Goal of the exercise ▸
Pull out from the material below all lines with "OVERLOAD".

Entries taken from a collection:
□ □ □ □
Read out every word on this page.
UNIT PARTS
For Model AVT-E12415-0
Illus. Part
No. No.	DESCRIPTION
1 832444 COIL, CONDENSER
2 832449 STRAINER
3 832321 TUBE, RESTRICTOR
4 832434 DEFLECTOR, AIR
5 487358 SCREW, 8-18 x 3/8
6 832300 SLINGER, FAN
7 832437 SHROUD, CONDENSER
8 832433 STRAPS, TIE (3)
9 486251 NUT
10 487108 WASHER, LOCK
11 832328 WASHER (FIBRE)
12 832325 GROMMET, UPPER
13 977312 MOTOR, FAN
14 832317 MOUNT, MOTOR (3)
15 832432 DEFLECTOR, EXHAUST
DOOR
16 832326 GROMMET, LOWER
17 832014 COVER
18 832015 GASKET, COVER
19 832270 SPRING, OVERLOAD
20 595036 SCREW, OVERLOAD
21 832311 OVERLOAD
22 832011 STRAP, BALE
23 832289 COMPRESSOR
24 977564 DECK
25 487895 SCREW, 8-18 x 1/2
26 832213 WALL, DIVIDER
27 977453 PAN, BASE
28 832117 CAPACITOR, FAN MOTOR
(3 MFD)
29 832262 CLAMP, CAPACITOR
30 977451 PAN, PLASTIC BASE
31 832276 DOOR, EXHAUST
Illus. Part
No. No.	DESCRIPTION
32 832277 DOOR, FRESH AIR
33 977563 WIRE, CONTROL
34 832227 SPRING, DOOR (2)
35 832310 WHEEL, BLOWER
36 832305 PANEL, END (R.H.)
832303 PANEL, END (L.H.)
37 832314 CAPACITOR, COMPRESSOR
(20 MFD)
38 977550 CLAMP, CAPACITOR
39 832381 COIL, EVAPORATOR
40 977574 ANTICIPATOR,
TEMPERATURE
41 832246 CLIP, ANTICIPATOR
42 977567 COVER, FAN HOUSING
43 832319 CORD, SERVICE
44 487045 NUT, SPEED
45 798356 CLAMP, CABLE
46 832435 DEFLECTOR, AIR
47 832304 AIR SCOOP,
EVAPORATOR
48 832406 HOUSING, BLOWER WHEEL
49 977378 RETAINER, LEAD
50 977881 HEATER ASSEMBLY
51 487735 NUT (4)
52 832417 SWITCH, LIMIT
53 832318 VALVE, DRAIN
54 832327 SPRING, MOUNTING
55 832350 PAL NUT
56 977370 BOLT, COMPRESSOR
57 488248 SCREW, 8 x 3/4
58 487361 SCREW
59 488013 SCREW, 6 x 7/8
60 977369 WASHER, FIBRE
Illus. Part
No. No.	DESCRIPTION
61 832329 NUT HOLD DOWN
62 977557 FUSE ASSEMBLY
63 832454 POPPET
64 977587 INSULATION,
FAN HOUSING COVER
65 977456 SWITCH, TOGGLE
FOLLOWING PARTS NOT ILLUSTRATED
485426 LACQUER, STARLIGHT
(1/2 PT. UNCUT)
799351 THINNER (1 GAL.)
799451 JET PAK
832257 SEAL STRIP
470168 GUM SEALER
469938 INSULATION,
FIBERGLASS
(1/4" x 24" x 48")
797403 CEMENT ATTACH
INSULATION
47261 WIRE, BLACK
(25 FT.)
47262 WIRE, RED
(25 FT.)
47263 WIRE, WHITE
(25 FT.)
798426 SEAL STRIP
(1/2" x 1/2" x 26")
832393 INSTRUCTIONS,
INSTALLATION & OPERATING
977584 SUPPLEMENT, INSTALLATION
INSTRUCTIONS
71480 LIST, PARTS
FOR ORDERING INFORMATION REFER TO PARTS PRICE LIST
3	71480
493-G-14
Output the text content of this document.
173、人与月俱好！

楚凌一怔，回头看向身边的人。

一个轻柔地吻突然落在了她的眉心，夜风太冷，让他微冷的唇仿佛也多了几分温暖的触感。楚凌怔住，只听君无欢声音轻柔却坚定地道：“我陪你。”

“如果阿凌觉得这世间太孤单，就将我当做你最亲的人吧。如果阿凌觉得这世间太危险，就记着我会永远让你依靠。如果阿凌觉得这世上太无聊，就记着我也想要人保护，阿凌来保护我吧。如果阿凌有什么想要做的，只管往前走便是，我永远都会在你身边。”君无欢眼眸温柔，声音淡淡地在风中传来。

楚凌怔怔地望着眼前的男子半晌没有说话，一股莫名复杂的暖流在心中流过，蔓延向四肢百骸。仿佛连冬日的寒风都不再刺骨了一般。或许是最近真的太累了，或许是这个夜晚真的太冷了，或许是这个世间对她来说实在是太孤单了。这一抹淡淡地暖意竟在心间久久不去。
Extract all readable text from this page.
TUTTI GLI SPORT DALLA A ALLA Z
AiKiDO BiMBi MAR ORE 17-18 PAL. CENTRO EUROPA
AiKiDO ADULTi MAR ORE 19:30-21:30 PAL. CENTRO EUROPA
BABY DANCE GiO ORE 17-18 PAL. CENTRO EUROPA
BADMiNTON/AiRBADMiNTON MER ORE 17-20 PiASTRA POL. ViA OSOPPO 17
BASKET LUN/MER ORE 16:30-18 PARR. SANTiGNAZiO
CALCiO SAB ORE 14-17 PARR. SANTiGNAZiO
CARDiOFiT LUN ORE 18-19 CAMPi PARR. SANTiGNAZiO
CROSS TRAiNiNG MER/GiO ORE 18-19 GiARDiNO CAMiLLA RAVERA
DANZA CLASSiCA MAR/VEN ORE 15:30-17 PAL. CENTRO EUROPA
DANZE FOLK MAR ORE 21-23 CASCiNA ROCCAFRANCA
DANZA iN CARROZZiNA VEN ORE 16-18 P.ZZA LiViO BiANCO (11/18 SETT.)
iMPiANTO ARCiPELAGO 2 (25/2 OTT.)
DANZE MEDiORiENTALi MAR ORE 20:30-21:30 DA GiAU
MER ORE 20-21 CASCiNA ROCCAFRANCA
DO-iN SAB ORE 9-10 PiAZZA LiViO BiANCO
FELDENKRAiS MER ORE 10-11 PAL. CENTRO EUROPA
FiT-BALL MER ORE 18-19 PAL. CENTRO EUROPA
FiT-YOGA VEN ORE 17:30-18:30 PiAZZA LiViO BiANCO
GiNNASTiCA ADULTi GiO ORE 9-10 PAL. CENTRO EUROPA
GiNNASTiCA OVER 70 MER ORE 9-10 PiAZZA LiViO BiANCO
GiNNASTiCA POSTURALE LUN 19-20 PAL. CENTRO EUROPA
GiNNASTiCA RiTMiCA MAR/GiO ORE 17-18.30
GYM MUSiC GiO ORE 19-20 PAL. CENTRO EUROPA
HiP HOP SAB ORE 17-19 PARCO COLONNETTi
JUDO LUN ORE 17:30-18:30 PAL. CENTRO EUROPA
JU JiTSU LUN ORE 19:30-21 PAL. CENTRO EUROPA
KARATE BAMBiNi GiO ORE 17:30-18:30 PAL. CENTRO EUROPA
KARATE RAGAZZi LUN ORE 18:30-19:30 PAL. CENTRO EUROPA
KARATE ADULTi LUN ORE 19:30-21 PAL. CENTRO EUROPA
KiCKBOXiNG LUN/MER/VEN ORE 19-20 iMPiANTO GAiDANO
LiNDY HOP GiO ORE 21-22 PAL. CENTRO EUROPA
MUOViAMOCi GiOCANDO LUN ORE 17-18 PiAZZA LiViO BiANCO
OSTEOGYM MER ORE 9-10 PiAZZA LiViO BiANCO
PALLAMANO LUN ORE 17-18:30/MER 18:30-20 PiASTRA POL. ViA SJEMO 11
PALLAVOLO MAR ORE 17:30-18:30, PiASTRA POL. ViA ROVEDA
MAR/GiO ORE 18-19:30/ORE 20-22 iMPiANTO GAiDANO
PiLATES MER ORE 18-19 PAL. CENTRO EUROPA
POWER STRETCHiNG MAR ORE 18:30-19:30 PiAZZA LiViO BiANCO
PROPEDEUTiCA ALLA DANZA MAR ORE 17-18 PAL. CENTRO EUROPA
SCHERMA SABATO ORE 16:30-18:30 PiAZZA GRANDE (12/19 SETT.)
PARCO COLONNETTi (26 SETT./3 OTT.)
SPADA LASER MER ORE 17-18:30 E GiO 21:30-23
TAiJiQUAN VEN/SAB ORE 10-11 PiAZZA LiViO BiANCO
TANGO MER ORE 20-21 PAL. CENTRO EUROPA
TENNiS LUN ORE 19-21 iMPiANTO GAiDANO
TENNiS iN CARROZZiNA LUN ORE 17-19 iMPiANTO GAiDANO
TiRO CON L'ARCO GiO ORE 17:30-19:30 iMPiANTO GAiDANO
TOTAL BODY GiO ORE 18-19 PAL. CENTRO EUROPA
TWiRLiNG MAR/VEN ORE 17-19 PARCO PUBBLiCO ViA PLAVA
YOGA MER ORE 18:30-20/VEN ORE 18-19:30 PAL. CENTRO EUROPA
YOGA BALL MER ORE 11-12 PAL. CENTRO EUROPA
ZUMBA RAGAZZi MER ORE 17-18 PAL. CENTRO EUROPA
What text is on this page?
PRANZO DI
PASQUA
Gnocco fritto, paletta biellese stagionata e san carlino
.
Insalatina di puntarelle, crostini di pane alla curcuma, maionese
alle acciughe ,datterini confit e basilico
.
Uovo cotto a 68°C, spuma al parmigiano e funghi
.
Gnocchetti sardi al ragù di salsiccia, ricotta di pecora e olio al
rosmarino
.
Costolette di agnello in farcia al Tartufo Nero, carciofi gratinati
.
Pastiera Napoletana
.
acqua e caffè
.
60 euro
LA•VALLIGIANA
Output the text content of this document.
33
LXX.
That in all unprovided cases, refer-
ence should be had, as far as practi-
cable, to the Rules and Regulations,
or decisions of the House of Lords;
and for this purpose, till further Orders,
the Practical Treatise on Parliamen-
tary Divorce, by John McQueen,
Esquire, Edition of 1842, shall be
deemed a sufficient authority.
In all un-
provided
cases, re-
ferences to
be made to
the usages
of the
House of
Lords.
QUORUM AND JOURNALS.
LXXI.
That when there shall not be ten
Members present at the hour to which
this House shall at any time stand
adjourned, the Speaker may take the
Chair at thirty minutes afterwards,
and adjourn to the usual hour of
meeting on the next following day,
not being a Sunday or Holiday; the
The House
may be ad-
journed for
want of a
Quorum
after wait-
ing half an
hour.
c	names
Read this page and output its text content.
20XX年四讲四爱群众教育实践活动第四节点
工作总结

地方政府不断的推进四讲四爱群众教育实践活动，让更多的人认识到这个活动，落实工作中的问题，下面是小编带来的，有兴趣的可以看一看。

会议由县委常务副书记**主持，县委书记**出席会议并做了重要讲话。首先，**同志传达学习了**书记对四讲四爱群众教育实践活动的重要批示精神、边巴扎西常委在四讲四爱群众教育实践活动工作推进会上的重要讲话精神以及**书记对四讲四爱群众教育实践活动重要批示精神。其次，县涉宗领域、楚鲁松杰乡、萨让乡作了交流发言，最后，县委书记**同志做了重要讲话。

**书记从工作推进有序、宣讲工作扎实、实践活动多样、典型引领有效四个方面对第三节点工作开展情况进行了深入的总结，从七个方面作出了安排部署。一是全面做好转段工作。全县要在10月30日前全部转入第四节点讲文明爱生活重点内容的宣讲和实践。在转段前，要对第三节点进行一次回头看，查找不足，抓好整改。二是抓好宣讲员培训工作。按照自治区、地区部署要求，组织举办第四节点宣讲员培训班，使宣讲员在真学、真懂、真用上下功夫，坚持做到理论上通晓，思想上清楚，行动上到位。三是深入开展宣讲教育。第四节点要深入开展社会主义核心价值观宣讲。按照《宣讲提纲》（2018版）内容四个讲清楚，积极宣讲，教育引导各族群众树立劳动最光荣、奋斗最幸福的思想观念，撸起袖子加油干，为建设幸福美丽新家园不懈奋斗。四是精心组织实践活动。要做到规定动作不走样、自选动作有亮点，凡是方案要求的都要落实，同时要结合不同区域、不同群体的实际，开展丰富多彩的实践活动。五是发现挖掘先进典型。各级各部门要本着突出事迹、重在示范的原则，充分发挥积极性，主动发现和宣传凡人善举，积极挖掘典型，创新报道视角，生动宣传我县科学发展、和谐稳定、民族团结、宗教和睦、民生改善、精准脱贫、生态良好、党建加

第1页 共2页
□ □ □ □
Worked answer ▸
19 832270 SPRING, OVERLOAD
20 595036 SCREW, OVERLOAD
21 832311 OVERLOAD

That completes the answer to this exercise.